> [Data for this task]:
================

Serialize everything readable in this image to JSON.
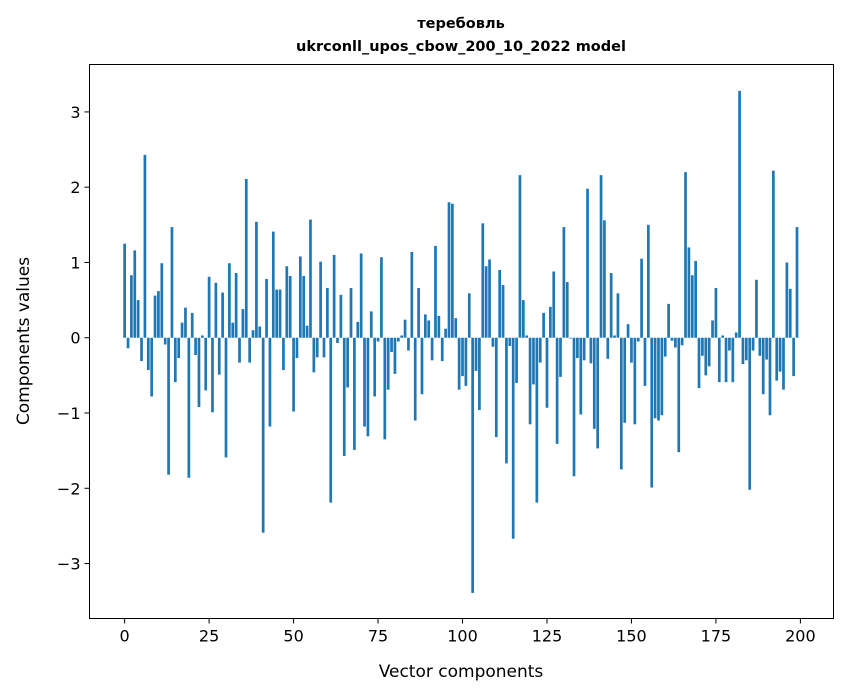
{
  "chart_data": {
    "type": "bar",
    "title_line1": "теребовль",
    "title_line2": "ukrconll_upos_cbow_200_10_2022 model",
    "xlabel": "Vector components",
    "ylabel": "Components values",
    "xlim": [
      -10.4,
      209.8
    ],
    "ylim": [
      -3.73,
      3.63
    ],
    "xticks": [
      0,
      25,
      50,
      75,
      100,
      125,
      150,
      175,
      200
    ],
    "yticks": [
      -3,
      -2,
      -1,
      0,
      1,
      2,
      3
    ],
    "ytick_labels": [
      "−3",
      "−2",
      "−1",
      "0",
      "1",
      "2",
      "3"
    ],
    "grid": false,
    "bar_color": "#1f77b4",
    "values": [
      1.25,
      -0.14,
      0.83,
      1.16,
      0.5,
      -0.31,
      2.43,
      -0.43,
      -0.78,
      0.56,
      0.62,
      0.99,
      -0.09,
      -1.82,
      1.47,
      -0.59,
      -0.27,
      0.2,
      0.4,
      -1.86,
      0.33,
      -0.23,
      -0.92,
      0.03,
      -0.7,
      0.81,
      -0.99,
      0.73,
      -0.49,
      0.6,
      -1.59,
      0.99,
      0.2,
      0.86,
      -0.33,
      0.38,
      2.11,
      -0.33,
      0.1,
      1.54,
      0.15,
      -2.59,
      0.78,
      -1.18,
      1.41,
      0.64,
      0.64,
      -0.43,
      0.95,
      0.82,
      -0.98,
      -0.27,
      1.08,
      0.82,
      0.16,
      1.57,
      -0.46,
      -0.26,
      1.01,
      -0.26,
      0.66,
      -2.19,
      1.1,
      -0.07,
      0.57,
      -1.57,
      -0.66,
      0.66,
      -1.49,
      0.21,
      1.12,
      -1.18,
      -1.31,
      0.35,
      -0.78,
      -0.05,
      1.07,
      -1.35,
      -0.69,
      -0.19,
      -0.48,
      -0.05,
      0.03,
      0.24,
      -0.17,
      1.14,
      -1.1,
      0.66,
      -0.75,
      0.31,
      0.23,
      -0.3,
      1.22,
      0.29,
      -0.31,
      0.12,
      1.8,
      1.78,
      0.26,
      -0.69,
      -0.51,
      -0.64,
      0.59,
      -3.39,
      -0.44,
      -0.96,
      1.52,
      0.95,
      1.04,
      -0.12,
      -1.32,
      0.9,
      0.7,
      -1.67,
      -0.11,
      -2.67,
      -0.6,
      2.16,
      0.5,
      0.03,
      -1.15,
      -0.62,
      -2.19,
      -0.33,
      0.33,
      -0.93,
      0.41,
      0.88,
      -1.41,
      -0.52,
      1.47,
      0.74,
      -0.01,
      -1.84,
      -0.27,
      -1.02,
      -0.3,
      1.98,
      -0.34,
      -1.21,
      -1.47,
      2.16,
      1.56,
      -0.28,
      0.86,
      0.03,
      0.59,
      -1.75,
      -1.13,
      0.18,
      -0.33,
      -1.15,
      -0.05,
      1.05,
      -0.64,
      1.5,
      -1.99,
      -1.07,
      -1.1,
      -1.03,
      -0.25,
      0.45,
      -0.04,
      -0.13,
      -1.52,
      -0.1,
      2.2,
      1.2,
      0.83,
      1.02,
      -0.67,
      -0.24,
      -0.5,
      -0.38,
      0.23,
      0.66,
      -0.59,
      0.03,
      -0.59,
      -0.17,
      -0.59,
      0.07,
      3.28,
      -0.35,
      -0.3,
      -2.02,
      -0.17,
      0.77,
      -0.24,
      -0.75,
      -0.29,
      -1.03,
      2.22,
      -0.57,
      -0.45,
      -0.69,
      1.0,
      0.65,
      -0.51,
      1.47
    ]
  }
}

================

> [Exercise aim]: Using the material above, set down every line exactly, but skip the pictures.

> [Answer to the task]:
Serialize everything readable in this image to JSON.
{
  "chart_data": {
    "type": "bar",
    "title_line1": "теребовль",
    "title_line2": "ukrconll_upos_cbow_200_10_2022 model",
    "xlabel": "Vector components",
    "ylabel": "Components values",
    "xlim": [
      -10.4,
      209.8
    ],
    "ylim": [
      -3.73,
      3.63
    ],
    "xticks": [
      0,
      25,
      50,
      75,
      100,
      125,
      150,
      175,
      200
    ],
    "yticks": [
      -3,
      -2,
      -1,
      0,
      1,
      2,
      3
    ],
    "ytick_labels": [
      "−3",
      "−2",
      "−1",
      "0",
      "1",
      "2",
      "3"
    ],
    "grid": false,
    "bar_color": "#1f77b4",
    "values": [
      1.25,
      -0.14,
      0.83,
      1.16,
      0.5,
      -0.31,
      2.43,
      -0.43,
      -0.78,
      0.56,
      0.62,
      0.99,
      -0.09,
      -1.82,
      1.47,
      -0.59,
      -0.27,
      0.2,
      0.4,
      -1.86,
      0.33,
      -0.23,
      -0.92,
      0.03,
      -0.7,
      0.81,
      -0.99,
      0.73,
      -0.49,
      0.6,
      -1.59,
      0.99,
      0.2,
      0.86,
      -0.33,
      0.38,
      2.11,
      -0.33,
      0.1,
      1.54,
      0.15,
      -2.59,
      0.78,
      -1.18,
      1.41,
      0.64,
      0.64,
      -0.43,
      0.95,
      0.82,
      -0.98,
      -0.27,
      1.08,
      0.82,
      0.16,
      1.57,
      -0.46,
      -0.26,
      1.01,
      -0.26,
      0.66,
      -2.19,
      1.1,
      -0.07,
      0.57,
      -1.57,
      -0.66,
      0.66,
      -1.49,
      0.21,
      1.12,
      -1.18,
      -1.31,
      0.35,
      -0.78,
      -0.05,
      1.07,
      -1.35,
      -0.69,
      -0.19,
      -0.48,
      -0.05,
      0.03,
      0.24,
      -0.17,
      1.14,
      -1.1,
      0.66,
      -0.75,
      0.31,
      0.23,
      -0.3,
      1.22,
      0.29,
      -0.31,
      0.12,
      1.8,
      1.78,
      0.26,
      -0.69,
      -0.51,
      -0.64,
      0.59,
      -3.39,
      -0.44,
      -0.96,
      1.52,
      0.95,
      1.04,
      -0.12,
      -1.32,
      0.9,
      0.7,
      -1.67,
      -0.11,
      -2.67,
      -0.6,
      2.16,
      0.5,
      0.03,
      -1.15,
      -0.62,
      -2.19,
      -0.33,
      0.33,
      -0.93,
      0.41,
      0.88,
      -1.41,
      -0.52,
      1.47,
      0.74,
      -0.01,
      -1.84,
      -0.27,
      -1.02,
      -0.3,
      1.98,
      -0.34,
      -1.21,
      -1.47,
      2.16,
      1.56,
      -0.28,
      0.86,
      0.03,
      0.59,
      -1.75,
      -1.13,
      0.18,
      -0.33,
      -1.15,
      -0.05,
      1.05,
      -0.64,
      1.5,
      -1.99,
      -1.07,
      -1.1,
      -1.03,
      -0.25,
      0.45,
      -0.04,
      -0.13,
      -1.52,
      -0.1,
      2.2,
      1.2,
      0.83,
      1.02,
      -0.67,
      -0.24,
      -0.5,
      -0.38,
      0.23,
      0.66,
      -0.59,
      0.03,
      -0.59,
      -0.17,
      -0.59,
      0.07,
      3.28,
      -0.35,
      -0.3,
      -2.02,
      -0.17,
      0.77,
      -0.24,
      -0.75,
      -0.29,
      -1.03,
      2.22,
      -0.57,
      -0.45,
      -0.69,
      1.0,
      0.65,
      -0.51,
      1.47
    ]
  }
}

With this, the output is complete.